• WHAT TO WORK ON
Rewrite the lines from the first one up to and including the line with "x-tick-label: -60 — [1809, 552, 1848, 582]", changing "plot-border" to "plot-frame" and leaving everything else as it is.

• MATERIAL FOR THE TASK
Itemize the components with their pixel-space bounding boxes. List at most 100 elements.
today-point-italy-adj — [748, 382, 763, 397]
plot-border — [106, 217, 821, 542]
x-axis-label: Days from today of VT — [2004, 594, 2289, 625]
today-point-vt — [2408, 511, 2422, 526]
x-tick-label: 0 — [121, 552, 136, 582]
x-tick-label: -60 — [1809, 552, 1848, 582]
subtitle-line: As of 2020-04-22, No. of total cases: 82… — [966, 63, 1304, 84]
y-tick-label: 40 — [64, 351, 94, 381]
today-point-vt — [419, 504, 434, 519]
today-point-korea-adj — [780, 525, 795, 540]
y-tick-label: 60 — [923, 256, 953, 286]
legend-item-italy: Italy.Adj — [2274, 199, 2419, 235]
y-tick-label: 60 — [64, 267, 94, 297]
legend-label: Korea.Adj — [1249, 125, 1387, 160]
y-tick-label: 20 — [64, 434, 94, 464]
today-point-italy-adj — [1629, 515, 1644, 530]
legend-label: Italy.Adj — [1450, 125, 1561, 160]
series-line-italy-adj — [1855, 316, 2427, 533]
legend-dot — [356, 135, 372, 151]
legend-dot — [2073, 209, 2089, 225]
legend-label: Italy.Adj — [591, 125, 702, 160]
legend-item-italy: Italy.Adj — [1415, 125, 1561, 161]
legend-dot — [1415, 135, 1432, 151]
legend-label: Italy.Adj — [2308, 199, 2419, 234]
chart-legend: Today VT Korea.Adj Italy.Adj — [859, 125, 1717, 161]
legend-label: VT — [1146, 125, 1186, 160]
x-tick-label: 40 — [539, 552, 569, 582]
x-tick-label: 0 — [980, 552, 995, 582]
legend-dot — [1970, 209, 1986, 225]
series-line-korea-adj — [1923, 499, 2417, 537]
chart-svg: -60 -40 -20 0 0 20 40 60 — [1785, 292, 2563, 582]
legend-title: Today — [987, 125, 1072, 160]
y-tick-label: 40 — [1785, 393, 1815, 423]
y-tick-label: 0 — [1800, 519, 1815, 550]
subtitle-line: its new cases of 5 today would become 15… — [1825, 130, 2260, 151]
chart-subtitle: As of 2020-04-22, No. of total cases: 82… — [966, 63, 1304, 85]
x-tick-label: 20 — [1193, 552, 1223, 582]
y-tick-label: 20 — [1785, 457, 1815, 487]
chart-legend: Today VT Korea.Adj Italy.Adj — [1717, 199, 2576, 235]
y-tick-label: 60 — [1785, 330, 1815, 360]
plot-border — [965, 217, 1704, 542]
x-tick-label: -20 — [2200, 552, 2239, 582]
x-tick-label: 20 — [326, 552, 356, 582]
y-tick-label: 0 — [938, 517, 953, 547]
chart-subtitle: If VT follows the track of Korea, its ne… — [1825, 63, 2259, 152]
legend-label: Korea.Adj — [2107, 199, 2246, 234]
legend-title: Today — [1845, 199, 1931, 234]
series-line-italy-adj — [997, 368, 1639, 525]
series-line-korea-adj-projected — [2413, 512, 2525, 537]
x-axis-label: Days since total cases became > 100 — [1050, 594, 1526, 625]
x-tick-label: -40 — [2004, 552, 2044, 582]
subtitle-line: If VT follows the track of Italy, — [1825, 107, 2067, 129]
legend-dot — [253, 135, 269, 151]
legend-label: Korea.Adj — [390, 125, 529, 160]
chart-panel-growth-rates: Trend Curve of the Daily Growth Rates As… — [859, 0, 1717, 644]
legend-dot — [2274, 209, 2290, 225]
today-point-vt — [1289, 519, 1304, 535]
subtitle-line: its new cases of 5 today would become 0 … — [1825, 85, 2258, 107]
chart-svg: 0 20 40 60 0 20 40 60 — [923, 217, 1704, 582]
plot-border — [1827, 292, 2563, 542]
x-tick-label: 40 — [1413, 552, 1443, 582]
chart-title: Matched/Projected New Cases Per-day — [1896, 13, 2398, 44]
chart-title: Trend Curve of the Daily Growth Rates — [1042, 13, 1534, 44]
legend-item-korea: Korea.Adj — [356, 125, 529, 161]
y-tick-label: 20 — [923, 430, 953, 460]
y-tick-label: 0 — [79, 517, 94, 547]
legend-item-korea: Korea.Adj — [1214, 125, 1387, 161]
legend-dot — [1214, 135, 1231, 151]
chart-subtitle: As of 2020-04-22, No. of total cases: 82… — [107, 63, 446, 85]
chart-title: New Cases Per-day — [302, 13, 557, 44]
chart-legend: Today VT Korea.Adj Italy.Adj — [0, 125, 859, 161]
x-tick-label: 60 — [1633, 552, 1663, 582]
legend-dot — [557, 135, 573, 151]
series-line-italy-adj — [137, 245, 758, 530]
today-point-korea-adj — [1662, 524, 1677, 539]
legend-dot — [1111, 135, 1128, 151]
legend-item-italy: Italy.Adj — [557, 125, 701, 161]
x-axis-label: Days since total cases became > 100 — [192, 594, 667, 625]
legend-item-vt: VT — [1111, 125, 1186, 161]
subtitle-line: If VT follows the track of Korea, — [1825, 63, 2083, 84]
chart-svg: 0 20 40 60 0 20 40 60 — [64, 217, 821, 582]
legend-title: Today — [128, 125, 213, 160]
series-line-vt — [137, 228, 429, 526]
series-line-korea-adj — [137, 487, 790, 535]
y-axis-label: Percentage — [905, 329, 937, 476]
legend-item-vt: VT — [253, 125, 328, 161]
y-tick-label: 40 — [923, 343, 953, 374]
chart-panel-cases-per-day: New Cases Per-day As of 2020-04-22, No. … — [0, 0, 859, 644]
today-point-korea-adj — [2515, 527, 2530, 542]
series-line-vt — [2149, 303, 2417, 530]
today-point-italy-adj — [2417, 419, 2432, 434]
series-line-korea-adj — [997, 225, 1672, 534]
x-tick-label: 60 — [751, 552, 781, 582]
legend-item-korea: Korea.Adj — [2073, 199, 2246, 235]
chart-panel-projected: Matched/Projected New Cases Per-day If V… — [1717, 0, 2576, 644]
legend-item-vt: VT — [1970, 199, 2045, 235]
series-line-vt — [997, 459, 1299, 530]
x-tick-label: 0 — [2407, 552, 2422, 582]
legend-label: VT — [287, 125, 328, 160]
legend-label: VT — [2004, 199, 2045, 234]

• THE COMPLETED TASK
Itemize the components with their pixel-space bounding boxes. List at most 100 elements.
today-point-italy-adj — [748, 382, 763, 397]
plot-frame — [106, 217, 821, 542]
x-axis-label: Days from today of VT — [2004, 594, 2289, 625]
today-point-vt — [2408, 511, 2422, 526]
x-tick-label: 0 — [121, 552, 136, 582]
x-tick-label: -60 — [1809, 552, 1848, 582]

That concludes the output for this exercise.